_Description of the task_: Below is a block of records; repeat all of them exactly.
● ● ● ●
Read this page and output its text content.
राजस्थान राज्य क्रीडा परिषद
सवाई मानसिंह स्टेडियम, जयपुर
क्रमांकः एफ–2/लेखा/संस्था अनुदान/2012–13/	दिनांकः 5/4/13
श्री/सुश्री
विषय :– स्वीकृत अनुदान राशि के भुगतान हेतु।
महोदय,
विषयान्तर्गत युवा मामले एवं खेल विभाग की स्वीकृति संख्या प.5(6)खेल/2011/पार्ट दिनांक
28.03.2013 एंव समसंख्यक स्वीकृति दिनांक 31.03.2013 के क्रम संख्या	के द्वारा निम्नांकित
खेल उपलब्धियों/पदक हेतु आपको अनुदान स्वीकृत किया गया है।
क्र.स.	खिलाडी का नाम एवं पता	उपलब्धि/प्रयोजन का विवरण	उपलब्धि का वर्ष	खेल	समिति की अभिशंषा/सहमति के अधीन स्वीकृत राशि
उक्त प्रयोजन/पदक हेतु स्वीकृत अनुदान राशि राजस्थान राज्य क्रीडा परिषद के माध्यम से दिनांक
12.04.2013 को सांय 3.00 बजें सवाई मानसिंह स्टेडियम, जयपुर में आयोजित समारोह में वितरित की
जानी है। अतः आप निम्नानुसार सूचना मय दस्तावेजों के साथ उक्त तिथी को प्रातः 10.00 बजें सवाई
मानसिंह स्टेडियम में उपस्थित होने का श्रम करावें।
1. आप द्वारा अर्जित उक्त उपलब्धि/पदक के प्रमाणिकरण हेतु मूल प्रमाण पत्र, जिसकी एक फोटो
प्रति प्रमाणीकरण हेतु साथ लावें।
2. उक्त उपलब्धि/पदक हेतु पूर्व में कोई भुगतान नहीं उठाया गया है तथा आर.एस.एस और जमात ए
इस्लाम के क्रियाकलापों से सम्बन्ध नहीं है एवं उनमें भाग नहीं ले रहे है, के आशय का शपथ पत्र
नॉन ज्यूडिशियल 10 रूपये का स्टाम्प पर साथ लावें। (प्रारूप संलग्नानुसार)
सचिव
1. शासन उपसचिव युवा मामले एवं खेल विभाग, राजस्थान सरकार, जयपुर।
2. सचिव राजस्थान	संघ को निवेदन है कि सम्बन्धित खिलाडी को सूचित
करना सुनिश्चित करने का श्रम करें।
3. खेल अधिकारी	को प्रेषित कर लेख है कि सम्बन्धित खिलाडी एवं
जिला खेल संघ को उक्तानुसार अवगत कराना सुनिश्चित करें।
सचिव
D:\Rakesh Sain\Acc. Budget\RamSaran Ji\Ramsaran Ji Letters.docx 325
● ● ● ●
_Written answer_:
Read this page and output its text content.
राजस्थान राज्य क्रीडा परिषद
सवाई मानसिंह स्टेडियम, जयपुर
क्रमांकः एफ–2/लेखा/संस्था अनुदान/2012–13/	दिनांकः 5/4/13
श्री/सुश्री
विषय :– स्वीकृत अनुदान राशि के भुगतान हेतु।
महोदय,
विषयान्तर्गत युवा मामले एवं खेल विभाग की स्वीकृति संख्या प.5(6)खेल/2011/पार्ट दिनांक
28.03.2013 एंव समसंख्यक स्वीकृति दिनांक 31.03.2013 के क्रम संख्या	के द्वारा निम्नांकित
खेल उपलब्धियों/पदक हेतु आपको अनुदान स्वीकृत किया गया है।
क्र.स.	खिलाडी का नाम एवं पता	उपलब्धि/प्रयोजन का विवरण	उपलब्धि का वर्ष	खेल	समिति की अभिशंषा/सहमति के अधीन स्वीकृत राशि
उक्त प्रयोजन/पदक हेतु स्वीकृत अनुदान राशि राजस्थान राज्य क्रीडा परिषद के माध्यम से दिनांक
12.04.2013 को सांय 3.00 बजें सवाई मानसिंह स्टेडियम, जयपुर में आयोजित समारोह में वितरित की
जानी है। अतः आप निम्नानुसार सूचना मय दस्तावेजों के साथ उक्त तिथी को प्रातः 10.00 बजें सवाई
मानसिंह स्टेडियम में उपस्थित होने का श्रम करावें।
1. आप द्वारा अर्जित उक्त उपलब्धि/पदक के प्रमाणिकरण हेतु मूल प्रमाण पत्र, जिसकी एक फोटो
प्रति प्रमाणीकरण हेतु साथ लावें।
2. उक्त उपलब्धि/पदक हेतु पूर्व में कोई भुगतान नहीं उठाया गया है तथा आर.एस.एस और जमात ए
इस्लाम के क्रियाकलापों से सम्बन्ध नहीं है एवं उनमें भाग नहीं ले रहे है, के आशय का शपथ पत्र
नॉन ज्यूडिशियल 10 रूपये का स्टाम्प पर साथ लावें। (प्रारूप संलग्नानुसार)
सचिव
1. शासन उपसचिव युवा मामले एवं खेल विभाग, राजस्थान सरकार, जयपुर।
2. सचिव राजस्थान	संघ को निवेदन है कि सम्बन्धित खिलाडी को सूचित
करना सुनिश्चित करने का श्रम करें।
3. खेल अधिकारी	को प्रेषित कर लेख है कि सम्बन्धित खिलाडी एवं
जिला खेल संघ को उक्तानुसार अवगत कराना सुनिश्चित करें।
सचिव
D:\Rakesh Sain\Acc. Budget\RamSaran Ji\Ramsaran Ji Letters.docx 325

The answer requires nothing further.